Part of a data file
►
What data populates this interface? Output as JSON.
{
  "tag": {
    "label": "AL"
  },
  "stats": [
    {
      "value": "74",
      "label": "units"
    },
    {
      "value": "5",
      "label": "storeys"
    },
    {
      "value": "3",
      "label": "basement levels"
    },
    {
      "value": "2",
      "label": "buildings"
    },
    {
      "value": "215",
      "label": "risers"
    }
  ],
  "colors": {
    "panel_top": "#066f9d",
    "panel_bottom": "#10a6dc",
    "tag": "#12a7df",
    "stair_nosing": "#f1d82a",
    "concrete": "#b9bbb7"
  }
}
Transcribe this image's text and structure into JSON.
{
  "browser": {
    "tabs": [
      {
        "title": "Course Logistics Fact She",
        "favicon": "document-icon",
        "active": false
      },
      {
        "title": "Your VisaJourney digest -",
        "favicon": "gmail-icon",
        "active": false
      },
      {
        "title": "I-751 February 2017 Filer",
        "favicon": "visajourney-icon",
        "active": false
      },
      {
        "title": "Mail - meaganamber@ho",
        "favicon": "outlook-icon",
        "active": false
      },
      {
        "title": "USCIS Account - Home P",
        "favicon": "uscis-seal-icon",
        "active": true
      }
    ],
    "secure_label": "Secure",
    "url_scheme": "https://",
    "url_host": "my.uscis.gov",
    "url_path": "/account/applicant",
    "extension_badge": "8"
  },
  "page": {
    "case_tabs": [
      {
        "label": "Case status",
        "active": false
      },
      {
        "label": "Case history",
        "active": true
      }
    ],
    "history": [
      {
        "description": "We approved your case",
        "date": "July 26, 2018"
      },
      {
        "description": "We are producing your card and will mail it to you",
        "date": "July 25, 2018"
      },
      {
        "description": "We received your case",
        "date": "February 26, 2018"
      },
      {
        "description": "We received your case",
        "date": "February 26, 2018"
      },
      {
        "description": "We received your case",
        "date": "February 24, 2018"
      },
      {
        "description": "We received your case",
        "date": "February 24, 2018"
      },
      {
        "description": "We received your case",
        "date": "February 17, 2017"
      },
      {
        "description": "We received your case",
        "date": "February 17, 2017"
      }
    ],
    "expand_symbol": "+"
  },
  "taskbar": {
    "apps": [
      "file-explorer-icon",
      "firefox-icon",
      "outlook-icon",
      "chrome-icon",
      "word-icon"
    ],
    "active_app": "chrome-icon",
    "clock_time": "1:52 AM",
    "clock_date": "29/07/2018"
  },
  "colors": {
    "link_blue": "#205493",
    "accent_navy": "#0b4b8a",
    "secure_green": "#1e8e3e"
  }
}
◄
• SET PROBLEM: Output the records exactly, including every line.

• OUTPUT OF THE EXERCISE:
What data populates this interface? Output as JSON.
{
  "tag": {
    "label": "AL"
  },
  "stats": [
    {
      "value": "74",
      "label": "units"
    },
    {
      "value": "5",
      "label": "storeys"
    },
    {
      "value": "3",
      "label": "basement levels"
    },
    {
      "value": "2",
      "label": "buildings"
    },
    {
      "value": "215",
      "label": "risers"
    }
  ],
  "colors": {
    "panel_top": "#066f9d",
    "panel_bottom": "#10a6dc",
    "tag": "#12a7df",
    "stair_nosing": "#f1d82a",
    "concrete": "#b9bbb7"
  }
}
Transcribe this image's text and structure into JSON.
{
  "browser": {
    "tabs": [
      {
        "title": "Course Logistics Fact She",
        "favicon": "document-icon",
        "active": false
      },
      {
        "title": "Your VisaJourney digest -",
        "favicon": "gmail-icon",
        "active": false
      },
      {
        "title": "I-751 February 2017 Filer",
        "favicon": "visajourney-icon",
        "active": false
      },
      {
        "title": "Mail - meaganamber@ho",
        "favicon": "outlook-icon",
        "active": false
      },
      {
        "title": "USCIS Account - Home P",
        "favicon": "uscis-seal-icon",
        "active": true
      }
    ],
    "secure_label": "Secure",
    "url_scheme": "https://",
    "url_host": "my.uscis.gov",
    "url_path": "/account/applicant",
    "extension_badge": "8"
  },
  "page": {
    "case_tabs": [
      {
        "label": "Case status",
        "active": false
      },
      {
        "label": "Case history",
        "active": true
      }
    ],
    "history": [
      {
        "description": "We approved your case",
        "date": "July 26, 2018"
      },
      {
        "description": "We are producing your card and will mail it to you",
        "date": "July 25, 2018"
      },
      {
        "description": "We received your case",
        "date": "February 26, 2018"
      },
      {
        "description": "We received your case",
        "date": "February 26, 2018"
      },
      {
        "description": "We received your case",
        "date": "February 24, 2018"
      },
      {
        "description": "We received your case",
        "date": "February 24, 2018"
      },
      {
        "description": "We received your case",
        "date": "February 17, 2017"
      },
      {
        "description": "We received your case",
        "date": "February 17, 2017"
      }
    ],
    "expand_symbol": "+"
  },
  "taskbar": {
    "apps": [
      "file-explorer-icon",
      "firefox-icon",
      "outlook-icon",
      "chrome-icon",
      "word-icon"
    ],
    "active_app": "chrome-icon",
    "clock_time": "1:52 AM",
    "clock_date": "29/07/2018"
  },
  "colors": {
    "link_blue": "#205493",
    "accent_navy": "#0b4b8a",
    "secure_green": "#1e8e3e"
  }
}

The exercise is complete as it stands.